Start of DATASET

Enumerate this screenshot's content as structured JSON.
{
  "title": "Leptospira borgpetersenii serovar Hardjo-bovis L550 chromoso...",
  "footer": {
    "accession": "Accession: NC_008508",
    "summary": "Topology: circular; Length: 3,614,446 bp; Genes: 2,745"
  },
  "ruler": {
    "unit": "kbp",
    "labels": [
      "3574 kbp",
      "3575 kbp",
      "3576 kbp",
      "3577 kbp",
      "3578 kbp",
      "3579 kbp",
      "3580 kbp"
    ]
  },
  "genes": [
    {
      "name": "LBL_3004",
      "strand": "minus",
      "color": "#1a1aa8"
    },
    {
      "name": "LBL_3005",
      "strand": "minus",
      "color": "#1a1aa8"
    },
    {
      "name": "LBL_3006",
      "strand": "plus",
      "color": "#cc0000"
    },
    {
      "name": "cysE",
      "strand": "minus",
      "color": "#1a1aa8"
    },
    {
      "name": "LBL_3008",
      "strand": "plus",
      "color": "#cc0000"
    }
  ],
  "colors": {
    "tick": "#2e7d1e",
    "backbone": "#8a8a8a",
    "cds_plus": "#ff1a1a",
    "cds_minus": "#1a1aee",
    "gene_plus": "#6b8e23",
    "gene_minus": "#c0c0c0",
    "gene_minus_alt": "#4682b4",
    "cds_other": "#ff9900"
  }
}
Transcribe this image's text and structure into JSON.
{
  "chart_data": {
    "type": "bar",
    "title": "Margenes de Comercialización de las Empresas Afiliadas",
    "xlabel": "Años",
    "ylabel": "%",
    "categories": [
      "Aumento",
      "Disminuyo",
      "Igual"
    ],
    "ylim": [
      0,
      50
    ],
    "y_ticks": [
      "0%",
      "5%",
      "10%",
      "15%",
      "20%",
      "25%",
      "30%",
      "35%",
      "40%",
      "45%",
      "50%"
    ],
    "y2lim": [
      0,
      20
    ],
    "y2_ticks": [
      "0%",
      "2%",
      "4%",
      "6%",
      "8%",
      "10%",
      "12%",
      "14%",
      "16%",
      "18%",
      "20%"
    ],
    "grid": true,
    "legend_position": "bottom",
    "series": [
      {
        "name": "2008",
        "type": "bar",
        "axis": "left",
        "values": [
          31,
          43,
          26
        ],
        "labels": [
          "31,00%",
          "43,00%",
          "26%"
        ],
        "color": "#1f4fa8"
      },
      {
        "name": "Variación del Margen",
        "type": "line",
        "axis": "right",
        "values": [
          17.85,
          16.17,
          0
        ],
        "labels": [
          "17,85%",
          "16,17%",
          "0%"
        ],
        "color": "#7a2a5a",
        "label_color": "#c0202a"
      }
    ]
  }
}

End of DATASET
Start of DATASET

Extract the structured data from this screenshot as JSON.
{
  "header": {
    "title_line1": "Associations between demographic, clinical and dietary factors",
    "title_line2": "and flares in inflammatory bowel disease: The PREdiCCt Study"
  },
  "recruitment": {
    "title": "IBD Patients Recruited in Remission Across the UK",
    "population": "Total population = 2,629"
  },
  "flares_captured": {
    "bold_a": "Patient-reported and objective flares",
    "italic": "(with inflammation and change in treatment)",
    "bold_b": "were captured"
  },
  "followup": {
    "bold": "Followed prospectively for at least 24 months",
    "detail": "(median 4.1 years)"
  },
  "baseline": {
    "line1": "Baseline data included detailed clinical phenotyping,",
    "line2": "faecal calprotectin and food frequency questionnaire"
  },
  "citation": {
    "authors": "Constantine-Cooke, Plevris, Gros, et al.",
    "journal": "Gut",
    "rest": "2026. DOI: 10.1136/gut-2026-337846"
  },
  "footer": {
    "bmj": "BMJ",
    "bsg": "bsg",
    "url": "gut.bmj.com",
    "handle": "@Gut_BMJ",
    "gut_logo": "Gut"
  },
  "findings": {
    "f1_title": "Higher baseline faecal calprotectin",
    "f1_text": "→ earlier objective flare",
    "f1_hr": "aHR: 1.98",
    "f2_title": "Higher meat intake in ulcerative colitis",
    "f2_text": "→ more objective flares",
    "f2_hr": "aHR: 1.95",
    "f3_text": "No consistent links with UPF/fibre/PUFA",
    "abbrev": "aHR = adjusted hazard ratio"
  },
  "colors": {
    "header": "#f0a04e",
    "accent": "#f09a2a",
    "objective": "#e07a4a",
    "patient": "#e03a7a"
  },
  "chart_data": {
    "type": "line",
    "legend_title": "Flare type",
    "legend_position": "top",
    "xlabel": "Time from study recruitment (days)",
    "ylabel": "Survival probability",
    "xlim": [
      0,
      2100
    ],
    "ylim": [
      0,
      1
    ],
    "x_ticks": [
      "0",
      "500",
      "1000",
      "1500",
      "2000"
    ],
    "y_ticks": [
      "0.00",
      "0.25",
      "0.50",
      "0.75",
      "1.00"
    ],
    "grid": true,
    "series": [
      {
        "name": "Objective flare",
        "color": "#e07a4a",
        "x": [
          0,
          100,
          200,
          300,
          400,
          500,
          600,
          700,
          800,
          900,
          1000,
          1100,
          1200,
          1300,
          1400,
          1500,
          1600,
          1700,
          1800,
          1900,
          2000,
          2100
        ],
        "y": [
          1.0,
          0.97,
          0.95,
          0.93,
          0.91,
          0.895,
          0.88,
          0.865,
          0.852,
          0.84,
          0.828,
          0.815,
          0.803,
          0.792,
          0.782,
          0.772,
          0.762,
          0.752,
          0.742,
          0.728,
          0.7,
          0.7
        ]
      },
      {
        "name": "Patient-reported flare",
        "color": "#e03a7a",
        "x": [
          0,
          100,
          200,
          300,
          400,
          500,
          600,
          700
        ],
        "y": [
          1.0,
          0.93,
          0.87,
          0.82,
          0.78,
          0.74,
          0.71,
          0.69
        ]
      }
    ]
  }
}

End of DATASET

### HOW TO COMPLETE THIS TASK
Look through the data above. Each line containing the word "xlabel" needs to be copied.

### ANSWER SECTION
    "xlabel": "Años",
    "xlabel": "Time from study recruitment (days)",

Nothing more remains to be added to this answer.